┌────────
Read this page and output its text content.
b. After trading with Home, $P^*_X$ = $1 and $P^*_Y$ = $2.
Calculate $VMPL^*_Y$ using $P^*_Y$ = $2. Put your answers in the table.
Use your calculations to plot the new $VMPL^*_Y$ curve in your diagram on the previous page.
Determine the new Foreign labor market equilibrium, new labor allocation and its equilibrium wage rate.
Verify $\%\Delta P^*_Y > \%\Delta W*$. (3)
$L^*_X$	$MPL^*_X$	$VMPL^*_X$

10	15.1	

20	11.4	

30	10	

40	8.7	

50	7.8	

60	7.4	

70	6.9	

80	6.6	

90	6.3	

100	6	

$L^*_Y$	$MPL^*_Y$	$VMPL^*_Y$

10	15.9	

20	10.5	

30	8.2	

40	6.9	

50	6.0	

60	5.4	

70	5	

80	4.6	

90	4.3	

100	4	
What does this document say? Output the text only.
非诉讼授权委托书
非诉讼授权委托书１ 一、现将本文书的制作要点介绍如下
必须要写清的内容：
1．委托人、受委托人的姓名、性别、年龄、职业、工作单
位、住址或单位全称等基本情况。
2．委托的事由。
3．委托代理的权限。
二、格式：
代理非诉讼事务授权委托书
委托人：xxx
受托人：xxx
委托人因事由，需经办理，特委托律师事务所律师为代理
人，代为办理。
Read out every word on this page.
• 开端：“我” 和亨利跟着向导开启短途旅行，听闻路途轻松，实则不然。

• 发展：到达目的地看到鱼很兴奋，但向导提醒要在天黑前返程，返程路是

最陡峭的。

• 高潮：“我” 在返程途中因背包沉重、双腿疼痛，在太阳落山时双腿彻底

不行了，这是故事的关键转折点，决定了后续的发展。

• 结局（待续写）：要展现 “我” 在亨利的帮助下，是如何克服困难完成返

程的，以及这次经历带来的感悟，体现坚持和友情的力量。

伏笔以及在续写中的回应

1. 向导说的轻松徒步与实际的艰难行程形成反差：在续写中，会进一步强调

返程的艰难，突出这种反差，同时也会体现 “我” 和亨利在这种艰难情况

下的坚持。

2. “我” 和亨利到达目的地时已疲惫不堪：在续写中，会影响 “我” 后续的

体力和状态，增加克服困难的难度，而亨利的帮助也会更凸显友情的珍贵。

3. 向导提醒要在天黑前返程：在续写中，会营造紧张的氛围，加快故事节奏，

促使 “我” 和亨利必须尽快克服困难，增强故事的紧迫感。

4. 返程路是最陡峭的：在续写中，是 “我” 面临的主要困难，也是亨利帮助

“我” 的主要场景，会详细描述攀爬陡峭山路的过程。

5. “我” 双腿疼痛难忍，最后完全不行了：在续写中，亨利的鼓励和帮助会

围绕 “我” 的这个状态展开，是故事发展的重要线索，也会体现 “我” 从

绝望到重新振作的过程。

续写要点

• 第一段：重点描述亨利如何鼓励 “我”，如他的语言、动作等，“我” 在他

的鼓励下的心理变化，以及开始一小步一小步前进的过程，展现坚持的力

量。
└────────
Transcribe every line of the data, exactly as it stands.

• [PROBLEM SOLUTION]:
Read this page and output its text content.
b. After trading with Home, $P^*_X$ = $1 and $P^*_Y$ = $2.
Calculate $VMPL^*_Y$ using $P^*_Y$ = $2. Put your answers in the table.
Use your calculations to plot the new $VMPL^*_Y$ curve in your diagram on the previous page.
Determine the new Foreign labor market equilibrium, new labor allocation and its equilibrium wage rate.
Verify $\%\Delta P^*_Y > \%\Delta W*$. (3)
$L^*_X$	$MPL^*_X$	$VMPL^*_X$

10	15.1	

20	11.4	

30	10	

40	8.7	

50	7.8	

60	7.4	

70	6.9	

80	6.6	

90	6.3	

100	6	

$L^*_Y$	$MPL^*_Y$	$VMPL^*_Y$

10	15.9	

20	10.5	

30	8.2	

40	6.9	

50	6.0	

60	5.4	

70	5	

80	4.6	

90	4.3	

100	4	
What does this document say? Output the text only.
非诉讼授权委托书
非诉讼授权委托书１ 一、现将本文书的制作要点介绍如下
必须要写清的内容：
1．委托人、受委托人的姓名、性别、年龄、职业、工作单
位、住址或单位全称等基本情况。
2．委托的事由。
3．委托代理的权限。
二、格式：
代理非诉讼事务授权委托书
委托人：xxx
受托人：xxx
委托人因事由，需经办理，特委托律师事务所律师为代理
人，代为办理。
Read out every word on this page.
• 开端：“我” 和亨利跟着向导开启短途旅行，听闻路途轻松，实则不然。

• 发展：到达目的地看到鱼很兴奋，但向导提醒要在天黑前返程，返程路是

最陡峭的。

• 高潮：“我” 在返程途中因背包沉重、双腿疼痛，在太阳落山时双腿彻底

不行了，这是故事的关键转折点，决定了后续的发展。

• 结局（待续写）：要展现 “我” 在亨利的帮助下，是如何克服困难完成返

程的，以及这次经历带来的感悟，体现坚持和友情的力量。

伏笔以及在续写中的回应

1. 向导说的轻松徒步与实际的艰难行程形成反差：在续写中，会进一步强调

返程的艰难，突出这种反差，同时也会体现 “我” 和亨利在这种艰难情况

下的坚持。

2. “我” 和亨利到达目的地时已疲惫不堪：在续写中，会影响 “我” 后续的

体力和状态，增加克服困难的难度，而亨利的帮助也会更凸显友情的珍贵。

3. 向导提醒要在天黑前返程：在续写中，会营造紧张的氛围，加快故事节奏，

促使 “我” 和亨利必须尽快克服困难，增强故事的紧迫感。

4. 返程路是最陡峭的：在续写中，是 “我” 面临的主要困难，也是亨利帮助

“我” 的主要场景，会详细描述攀爬陡峭山路的过程。

5. “我” 双腿疼痛难忍，最后完全不行了：在续写中，亨利的鼓励和帮助会

围绕 “我” 的这个状态展开，是故事发展的重要线索，也会体现 “我” 从

绝望到重新振作的过程。

续写要点

• 第一段：重点描述亨利如何鼓励 “我”，如他的语言、动作等，“我” 在他

的鼓励下的心理变化，以及开始一小步一小步前进的过程，展现坚持的力

量。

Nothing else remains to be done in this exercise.